## Task to complete
Write out the entries below once more, exactly, with the pictures left out.

## Given entries
#####

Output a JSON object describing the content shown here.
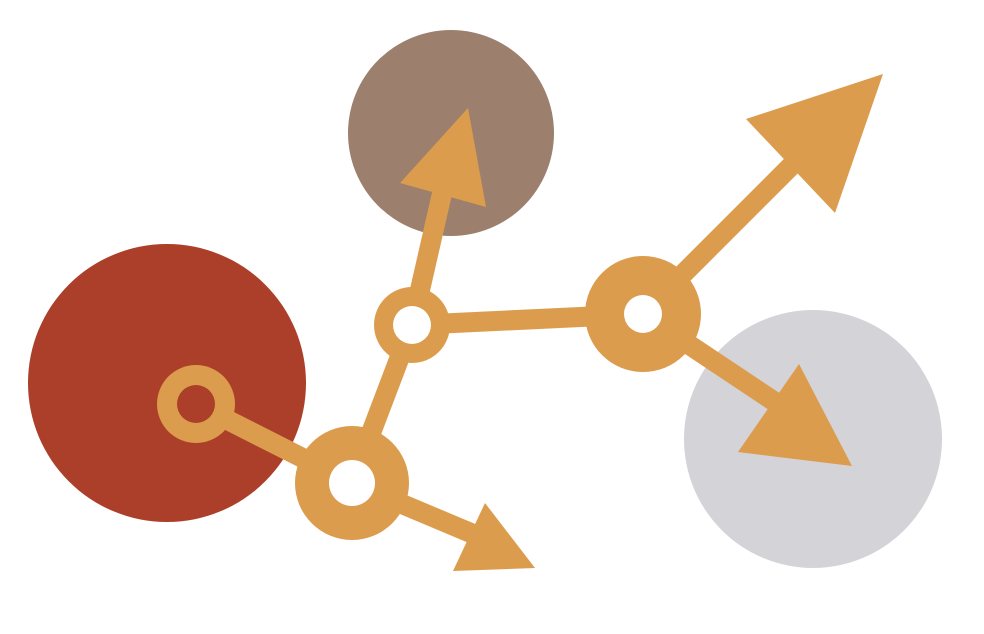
{
  "colors": {
    "background": "#ffffff",
    "rust_circle": "#ab3f2a",
    "taupe_circle": "#9c7f6c",
    "gray_circle": "#d4d3d8",
    "connector": "#dc9c4d",
    "node_hole": "#ffffff",
    "start_node_hole": "#ab3f2a"
  },
  "icons": {
    "arrow": "arrowhead-triangle",
    "node": "ring-node"
  }
}
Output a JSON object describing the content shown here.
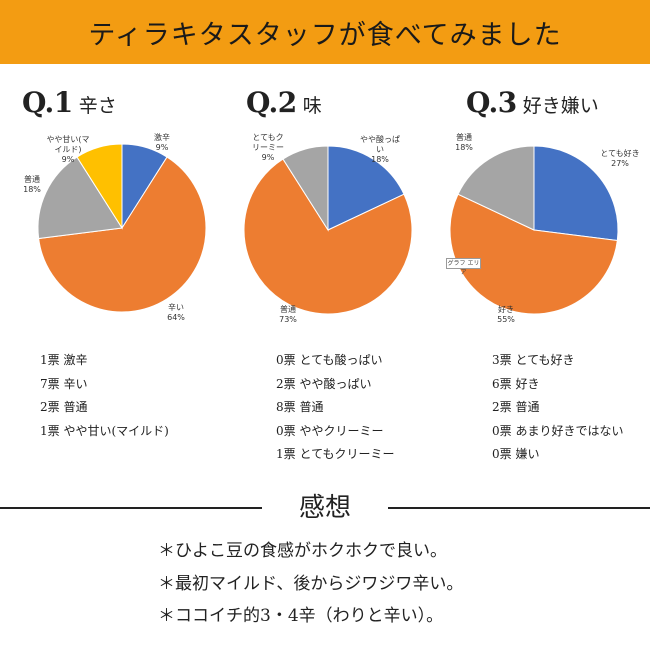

#####

## Response
Output a JSON object describing the content shown here.
{
  "colors": {
    "background": "#ffffff",
    "rust_circle": "#ab3f2a",
    "taupe_circle": "#9c7f6c",
    "gray_circle": "#d4d3d8",
    "connector": "#dc9c4d",
    "node_hole": "#ffffff",
    "start_node_hole": "#ab3f2a"
  },
  "icons": {
    "arrow": "arrowhead-triangle",
    "node": "ring-node"
  }
}
Output a JSON object describing the content shown here.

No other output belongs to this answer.